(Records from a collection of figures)
########
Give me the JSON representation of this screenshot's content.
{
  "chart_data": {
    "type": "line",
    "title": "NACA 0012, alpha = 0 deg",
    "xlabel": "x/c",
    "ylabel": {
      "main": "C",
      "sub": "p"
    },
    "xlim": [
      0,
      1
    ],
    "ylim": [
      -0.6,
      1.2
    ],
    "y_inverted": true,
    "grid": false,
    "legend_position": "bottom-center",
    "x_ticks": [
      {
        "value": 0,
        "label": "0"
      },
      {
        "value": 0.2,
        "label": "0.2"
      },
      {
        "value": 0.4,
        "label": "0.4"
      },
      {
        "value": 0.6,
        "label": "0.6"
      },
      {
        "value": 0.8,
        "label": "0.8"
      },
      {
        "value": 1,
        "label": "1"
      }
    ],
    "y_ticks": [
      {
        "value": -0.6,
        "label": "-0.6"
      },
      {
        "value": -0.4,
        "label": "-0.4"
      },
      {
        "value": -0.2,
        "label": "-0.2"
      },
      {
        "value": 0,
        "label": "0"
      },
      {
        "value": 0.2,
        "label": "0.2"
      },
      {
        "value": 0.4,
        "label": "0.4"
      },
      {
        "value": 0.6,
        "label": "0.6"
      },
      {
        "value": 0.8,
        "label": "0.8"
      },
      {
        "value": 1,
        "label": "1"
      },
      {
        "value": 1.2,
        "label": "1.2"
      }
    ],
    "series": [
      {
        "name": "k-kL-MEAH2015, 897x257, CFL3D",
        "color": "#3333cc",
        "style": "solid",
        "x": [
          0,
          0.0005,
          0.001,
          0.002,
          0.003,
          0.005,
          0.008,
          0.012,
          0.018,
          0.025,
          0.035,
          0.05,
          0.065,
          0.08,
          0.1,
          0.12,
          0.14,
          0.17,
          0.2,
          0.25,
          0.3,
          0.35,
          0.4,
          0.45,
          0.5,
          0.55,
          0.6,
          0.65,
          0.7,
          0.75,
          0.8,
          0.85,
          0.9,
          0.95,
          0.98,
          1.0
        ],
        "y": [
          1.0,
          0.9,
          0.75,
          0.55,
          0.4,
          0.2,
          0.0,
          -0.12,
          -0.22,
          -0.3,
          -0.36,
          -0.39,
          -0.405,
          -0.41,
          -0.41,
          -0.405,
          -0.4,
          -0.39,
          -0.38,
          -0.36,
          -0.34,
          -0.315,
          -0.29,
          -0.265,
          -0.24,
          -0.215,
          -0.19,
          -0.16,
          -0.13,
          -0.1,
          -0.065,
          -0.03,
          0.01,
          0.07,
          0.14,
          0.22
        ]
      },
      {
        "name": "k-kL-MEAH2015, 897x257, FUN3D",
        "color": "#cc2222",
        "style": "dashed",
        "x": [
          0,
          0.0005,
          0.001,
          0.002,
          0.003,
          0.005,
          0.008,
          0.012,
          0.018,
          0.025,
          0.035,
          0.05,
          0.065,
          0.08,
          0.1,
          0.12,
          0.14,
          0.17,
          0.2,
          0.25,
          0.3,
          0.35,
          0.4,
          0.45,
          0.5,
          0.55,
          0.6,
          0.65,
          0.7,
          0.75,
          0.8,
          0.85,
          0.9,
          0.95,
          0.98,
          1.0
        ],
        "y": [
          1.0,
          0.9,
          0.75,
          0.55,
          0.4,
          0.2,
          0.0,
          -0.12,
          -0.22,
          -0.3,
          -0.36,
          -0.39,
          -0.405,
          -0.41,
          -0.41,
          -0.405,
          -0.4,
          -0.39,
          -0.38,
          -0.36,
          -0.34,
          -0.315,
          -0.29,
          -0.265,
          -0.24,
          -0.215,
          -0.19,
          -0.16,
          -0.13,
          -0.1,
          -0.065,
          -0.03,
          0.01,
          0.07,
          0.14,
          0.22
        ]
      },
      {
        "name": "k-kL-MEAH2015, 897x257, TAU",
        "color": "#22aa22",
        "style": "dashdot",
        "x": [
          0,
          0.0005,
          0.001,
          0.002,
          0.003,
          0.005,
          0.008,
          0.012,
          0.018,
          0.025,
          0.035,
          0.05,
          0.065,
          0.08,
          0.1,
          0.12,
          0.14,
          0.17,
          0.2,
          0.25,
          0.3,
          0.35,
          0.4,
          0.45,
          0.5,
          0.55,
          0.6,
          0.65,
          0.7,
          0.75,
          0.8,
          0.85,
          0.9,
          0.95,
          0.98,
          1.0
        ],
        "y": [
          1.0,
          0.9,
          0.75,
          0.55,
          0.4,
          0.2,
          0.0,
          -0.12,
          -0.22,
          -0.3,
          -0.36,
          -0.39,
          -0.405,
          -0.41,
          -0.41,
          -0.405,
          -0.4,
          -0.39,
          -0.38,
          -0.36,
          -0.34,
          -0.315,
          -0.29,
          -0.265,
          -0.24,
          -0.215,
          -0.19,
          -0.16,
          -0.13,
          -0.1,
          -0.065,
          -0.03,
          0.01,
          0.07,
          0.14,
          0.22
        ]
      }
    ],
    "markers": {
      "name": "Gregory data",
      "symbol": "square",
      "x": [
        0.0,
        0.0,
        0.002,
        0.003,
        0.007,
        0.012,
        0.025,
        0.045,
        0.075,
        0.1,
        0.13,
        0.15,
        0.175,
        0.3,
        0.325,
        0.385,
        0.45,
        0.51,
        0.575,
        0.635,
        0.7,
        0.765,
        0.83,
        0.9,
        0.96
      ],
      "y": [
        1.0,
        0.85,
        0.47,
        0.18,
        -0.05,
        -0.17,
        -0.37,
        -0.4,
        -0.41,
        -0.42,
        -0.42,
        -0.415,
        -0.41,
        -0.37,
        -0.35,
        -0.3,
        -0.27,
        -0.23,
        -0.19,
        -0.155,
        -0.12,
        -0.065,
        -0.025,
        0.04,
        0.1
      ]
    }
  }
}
########
#### What you have to do:
Print every record above exactly as written.

#### Result:
Give me the JSON representation of this screenshot's content.
{
  "chart_data": {
    "type": "line",
    "title": "NACA 0012, alpha = 0 deg",
    "xlabel": "x/c",
    "ylabel": {
      "main": "C",
      "sub": "p"
    },
    "xlim": [
      0,
      1
    ],
    "ylim": [
      -0.6,
      1.2
    ],
    "y_inverted": true,
    "grid": false,
    "legend_position": "bottom-center",
    "x_ticks": [
      {
        "value": 0,
        "label": "0"
      },
      {
        "value": 0.2,
        "label": "0.2"
      },
      {
        "value": 0.4,
        "label": "0.4"
      },
      {
        "value": 0.6,
        "label": "0.6"
      },
      {
        "value": 0.8,
        "label": "0.8"
      },
      {
        "value": 1,
        "label": "1"
      }
    ],
    "y_ticks": [
      {
        "value": -0.6,
        "label": "-0.6"
      },
      {
        "value": -0.4,
        "label": "-0.4"
      },
      {
        "value": -0.2,
        "label": "-0.2"
      },
      {
        "value": 0,
        "label": "0"
      },
      {
        "value": 0.2,
        "label": "0.2"
      },
      {
        "value": 0.4,
        "label": "0.4"
      },
      {
        "value": 0.6,
        "label": "0.6"
      },
      {
        "value": 0.8,
        "label": "0.8"
      },
      {
        "value": 1,
        "label": "1"
      },
      {
        "value": 1.2,
        "label": "1.2"
      }
    ],
    "series": [
      {
        "name": "k-kL-MEAH2015, 897x257, CFL3D",
        "color": "#3333cc",
        "style": "solid",
        "x": [
          0,
          0.0005,
          0.001,
          0.002,
          0.003,
          0.005,
          0.008,
          0.012,
          0.018,
          0.025,
          0.035,
          0.05,
          0.065,
          0.08,
          0.1,
          0.12,
          0.14,
          0.17,
          0.2,
          0.25,
          0.3,
          0.35,
          0.4,
          0.45,
          0.5,
          0.55,
          0.6,
          0.65,
          0.7,
          0.75,
          0.8,
          0.85,
          0.9,
          0.95,
          0.98,
          1.0
        ],
        "y": [
          1.0,
          0.9,
          0.75,
          0.55,
          0.4,
          0.2,
          0.0,
          -0.12,
          -0.22,
          -0.3,
          -0.36,
          -0.39,
          -0.405,
          -0.41,
          -0.41,
          -0.405,
          -0.4,
          -0.39,
          -0.38,
          -0.36,
          -0.34,
          -0.315,
          -0.29,
          -0.265,
          -0.24,
          -0.215,
          -0.19,
          -0.16,
          -0.13,
          -0.1,
          -0.065,
          -0.03,
          0.01,
          0.07,
          0.14,
          0.22
        ]
      },
      {
        "name": "k-kL-MEAH2015, 897x257, FUN3D",
        "color": "#cc2222",
        "style": "dashed",
        "x": [
          0,
          0.0005,
          0.001,
          0.002,
          0.003,
          0.005,
          0.008,
          0.012,
          0.018,
          0.025,
          0.035,
          0.05,
          0.065,
          0.08,
          0.1,
          0.12,
          0.14,
          0.17,
          0.2,
          0.25,
          0.3,
          0.35,
          0.4,
          0.45,
          0.5,
          0.55,
          0.6,
          0.65,
          0.7,
          0.75,
          0.8,
          0.85,
          0.9,
          0.95,
          0.98,
          1.0
        ],
        "y": [
          1.0,
          0.9,
          0.75,
          0.55,
          0.4,
          0.2,
          0.0,
          -0.12,
          -0.22,
          -0.3,
          -0.36,
          -0.39,
          -0.405,
          -0.41,
          -0.41,
          -0.405,
          -0.4,
          -0.39,
          -0.38,
          -0.36,
          -0.34,
          -0.315,
          -0.29,
          -0.265,
          -0.24,
          -0.215,
          -0.19,
          -0.16,
          -0.13,
          -0.1,
          -0.065,
          -0.03,
          0.01,
          0.07,
          0.14,
          0.22
        ]
      },
      {
        "name": "k-kL-MEAH2015, 897x257, TAU",
        "color": "#22aa22",
        "style": "dashdot",
        "x": [
          0,
          0.0005,
          0.001,
          0.002,
          0.003,
          0.005,
          0.008,
          0.012,
          0.018,
          0.025,
          0.035,
          0.05,
          0.065,
          0.08,
          0.1,
          0.12,
          0.14,
          0.17,
          0.2,
          0.25,
          0.3,
          0.35,
          0.4,
          0.45,
          0.5,
          0.55,
          0.6,
          0.65,
          0.7,
          0.75,
          0.8,
          0.85,
          0.9,
          0.95,
          0.98,
          1.0
        ],
        "y": [
          1.0,
          0.9,
          0.75,
          0.55,
          0.4,
          0.2,
          0.0,
          -0.12,
          -0.22,
          -0.3,
          -0.36,
          -0.39,
          -0.405,
          -0.41,
          -0.41,
          -0.405,
          -0.4,
          -0.39,
          -0.38,
          -0.36,
          -0.34,
          -0.315,
          -0.29,
          -0.265,
          -0.24,
          -0.215,
          -0.19,
          -0.16,
          -0.13,
          -0.1,
          -0.065,
          -0.03,
          0.01,
          0.07,
          0.14,
          0.22
        ]
      }
    ],
    "markers": {
      "name": "Gregory data",
      "symbol": "square",
      "x": [
        0.0,
        0.0,
        0.002,
        0.003,
        0.007,
        0.012,
        0.025,
        0.045,
        0.075,
        0.1,
        0.13,
        0.15,
        0.175,
        0.3,
        0.325,
        0.385,
        0.45,
        0.51,
        0.575,
        0.635,
        0.7,
        0.765,
        0.83,
        0.9,
        0.96
      ],
      "y": [
        1.0,
        0.85,
        0.47,
        0.18,
        -0.05,
        -0.17,
        -0.37,
        -0.4,
        -0.41,
        -0.42,
        -0.42,
        -0.415,
        -0.41,
        -0.37,
        -0.35,
        -0.3,
        -0.27,
        -0.23,
        -0.19,
        -0.155,
        -0.12,
        -0.065,
        -0.025,
        0.04,
        0.1
      ]
    }
  }
}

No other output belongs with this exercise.